Aufgabe 1: Schreiben Sie die Datensätze vom Anfang bis einschließlich der Zeile mit „160, 214, 167]“ unverändert ab.

Quellentext:
------------------------

Natürlich wenden sich Filmemacher viel öfter nicht an Taucher, sondern an echte Astronauten. Für das Training der Bewegung in der Schwerelosigkeit verwenden diese ein spezielles Flugzeug. Und so funktioniert es: Der Pilot steigt mit dem Flugzeug erst steil nach oben, dann geht es abrupt in den Sinkflug und an Bord tritt Schwerelosigkeit ein. Aber sie dauert nur 25-30 Sekunden, nicht länger. Um vier Stunden Filmmaterial zu drehen, mussten die Macher von Apollo 13 (1995) also 612 Starts durchführen.

Eine billigere, wenn auch nicht weniger komplizierte Variante sieht wie folgt aus: Die Schauspieler werden mit einem komplexen System aus Kabeln und Ösen aufgehängt, die dann in der Postproduktion gelöscht werden. Auf diese Weise wurde vor allem der berühmte Film Gravity (2013) gedreht.

Natürlich ist es äußerst problematisch, auf diese Art eine vollständige Illusion zu erreichen – es braucht viel Training, bis die Schauspieler die richtige Balance finden und sich wohlfühlen. Aber egal, wie sehr sie sich bemühen, eine vollkommene „Schwerelosigkeit“ der Schauspieler im Film ist unmöglich darzustellen – normalerweise finden die Filmastronauten nach ein paar Sprüngen einen Halt und verharren.

Die Gesetze der Physik schränken den Aufnahmewinkel stark ein – die Kameraleute haben nicht so viele Möglichkeiten, einen an Drähten hängenden Schauspieler zu filmen. Von vorne klappt das sehr gut, aber von oben oder von der Seite gibt es Probleme. Besonders schwierig ist bei solchen Szenen der In-Frame-Schnitt, der aufeinanderfolgende Wechsel der Blickwinkel ohne bemerkbare Übergänge bei der Montage. Vor The Challenge hat das nur Alfonso Cuarón in Gravity geschafft.

Für die Macher von The Challenge gehören all diese Einschränkungen der Vergangenheit an. Auf der Internationalen Raumstation wurden zwölf volle Drehschichten absolviert, und das Filmmaterial hatte am Ende eine Laufzeit von 78 Stunden und 21 Minuten. Der Film ist über eine Stunde lang und wir sehen Julia Peresild aus den unvorstellbarsten Perspektiven, einschließlich ihres Fluges um die Orbitalstation ohne jegliche Montage. Nicht nur sie, sondern auch der Kameramann selbst bewegt sich frei schwebend. Kein anderer Weltraumfilm hat uns je eine solche Choreographie, einen solchen Eindruck von Präsenz vermittelt.

Und es sollte nicht unerwähnt bleiben, dass das Ganze nicht wesentlich mehr gekostet hat als die üblichen Filme mit „Schwerelosigkeit“. Das Budget für The Challenge wurde mit weniger als 1 Milliarde Rubel (etwa 11 Millionen Euro) angeben.

------------------------

Aufgabe 2:
Beantworten Sie zum Text über Schwerelosigkeit im Film diese Fragen:
(a) Wie lange dauert die Schwerelosigkeit an Bord des Trainingsflugzeugs?
(b) Wie viele volle Drehschichten wurden auf der Internationalen Raumstation absolviert?
(c) Mit welchem Budget wurde The Challenge angegeben?

Listen mit Regionen und Beschriftungen
------------------------

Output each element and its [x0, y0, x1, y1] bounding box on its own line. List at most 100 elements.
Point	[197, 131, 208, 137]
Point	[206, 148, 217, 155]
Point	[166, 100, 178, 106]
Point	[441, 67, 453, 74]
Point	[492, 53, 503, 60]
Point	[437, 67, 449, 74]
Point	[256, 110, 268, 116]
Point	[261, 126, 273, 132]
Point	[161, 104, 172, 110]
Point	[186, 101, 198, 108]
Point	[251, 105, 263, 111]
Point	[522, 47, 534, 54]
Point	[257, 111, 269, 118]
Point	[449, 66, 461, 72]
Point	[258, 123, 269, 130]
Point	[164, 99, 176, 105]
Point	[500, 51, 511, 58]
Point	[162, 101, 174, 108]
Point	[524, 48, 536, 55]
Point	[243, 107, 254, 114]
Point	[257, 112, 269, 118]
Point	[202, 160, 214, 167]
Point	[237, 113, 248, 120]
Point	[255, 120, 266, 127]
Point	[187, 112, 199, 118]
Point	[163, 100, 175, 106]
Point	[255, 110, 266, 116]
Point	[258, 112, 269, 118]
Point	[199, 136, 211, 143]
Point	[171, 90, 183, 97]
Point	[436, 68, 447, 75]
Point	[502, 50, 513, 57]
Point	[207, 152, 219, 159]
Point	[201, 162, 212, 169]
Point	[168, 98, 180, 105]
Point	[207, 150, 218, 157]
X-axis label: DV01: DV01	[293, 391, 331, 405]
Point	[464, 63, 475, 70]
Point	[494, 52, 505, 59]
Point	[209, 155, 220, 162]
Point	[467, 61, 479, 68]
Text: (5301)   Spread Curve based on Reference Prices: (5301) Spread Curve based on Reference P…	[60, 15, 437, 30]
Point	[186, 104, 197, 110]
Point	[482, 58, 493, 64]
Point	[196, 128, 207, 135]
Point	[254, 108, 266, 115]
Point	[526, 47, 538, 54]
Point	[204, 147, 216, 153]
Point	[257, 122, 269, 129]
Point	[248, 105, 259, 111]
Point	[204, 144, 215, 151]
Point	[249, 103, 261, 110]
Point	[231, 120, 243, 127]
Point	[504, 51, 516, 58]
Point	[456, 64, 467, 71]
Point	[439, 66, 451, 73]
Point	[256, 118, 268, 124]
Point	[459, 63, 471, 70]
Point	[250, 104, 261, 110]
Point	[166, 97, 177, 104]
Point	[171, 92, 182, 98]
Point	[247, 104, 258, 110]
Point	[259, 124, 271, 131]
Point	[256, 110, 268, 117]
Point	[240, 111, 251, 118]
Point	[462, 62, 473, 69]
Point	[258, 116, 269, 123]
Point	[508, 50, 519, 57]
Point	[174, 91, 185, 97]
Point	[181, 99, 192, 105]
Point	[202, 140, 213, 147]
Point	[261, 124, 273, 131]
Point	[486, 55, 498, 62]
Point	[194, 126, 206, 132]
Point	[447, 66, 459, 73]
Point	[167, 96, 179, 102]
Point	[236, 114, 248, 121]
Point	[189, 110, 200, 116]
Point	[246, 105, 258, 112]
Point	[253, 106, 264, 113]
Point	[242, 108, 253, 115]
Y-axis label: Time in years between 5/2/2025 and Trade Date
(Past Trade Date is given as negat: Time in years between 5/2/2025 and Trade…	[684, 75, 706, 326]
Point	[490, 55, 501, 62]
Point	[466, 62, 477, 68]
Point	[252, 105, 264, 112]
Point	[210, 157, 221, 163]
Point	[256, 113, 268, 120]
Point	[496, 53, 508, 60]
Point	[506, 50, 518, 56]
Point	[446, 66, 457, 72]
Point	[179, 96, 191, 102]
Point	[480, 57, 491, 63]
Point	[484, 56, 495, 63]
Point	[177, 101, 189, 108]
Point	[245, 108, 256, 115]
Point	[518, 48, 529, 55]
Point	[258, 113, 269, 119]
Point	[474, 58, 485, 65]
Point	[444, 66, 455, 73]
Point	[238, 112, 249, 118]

------------------------

Vollständige Antwort 1:
Output each element and its [x0, y0, x1, y1] bounding box on its own line. List at most 100 elements.
Point	[197, 131, 208, 137]
Point	[206, 148, 217, 155]
Point	[166, 100, 178, 106]
Point	[441, 67, 453, 74]
Point	[492, 53, 503, 60]
Point	[437, 67, 449, 74]
Point	[256, 110, 268, 116]
Point	[261, 126, 273, 132]
Point	[161, 104, 172, 110]
Point	[186, 101, 198, 108]
Point	[251, 105, 263, 111]
Point	[522, 47, 534, 54]
Point	[257, 111, 269, 118]
Point	[449, 66, 461, 72]
Point	[258, 123, 269, 130]
Point	[164, 99, 176, 105]
Point	[500, 51, 511, 58]
Point	[162, 101, 174, 108]
Point	[524, 48, 536, 55]
Point	[243, 107, 254, 114]
Point	[257, 112, 269, 118]
Point	[202, 160, 214, 167]

Vollständige Antwort 2:
(a) Sie dauert nur 25 bis 30 Sekunden, nicht länger.
(b) Es wurden zwölf volle Drehschichten absolviert.
(c) Das Budget wurde mit weniger als 1 Milliarde Rubel (etwa 11 Millionen Euro) angegeben.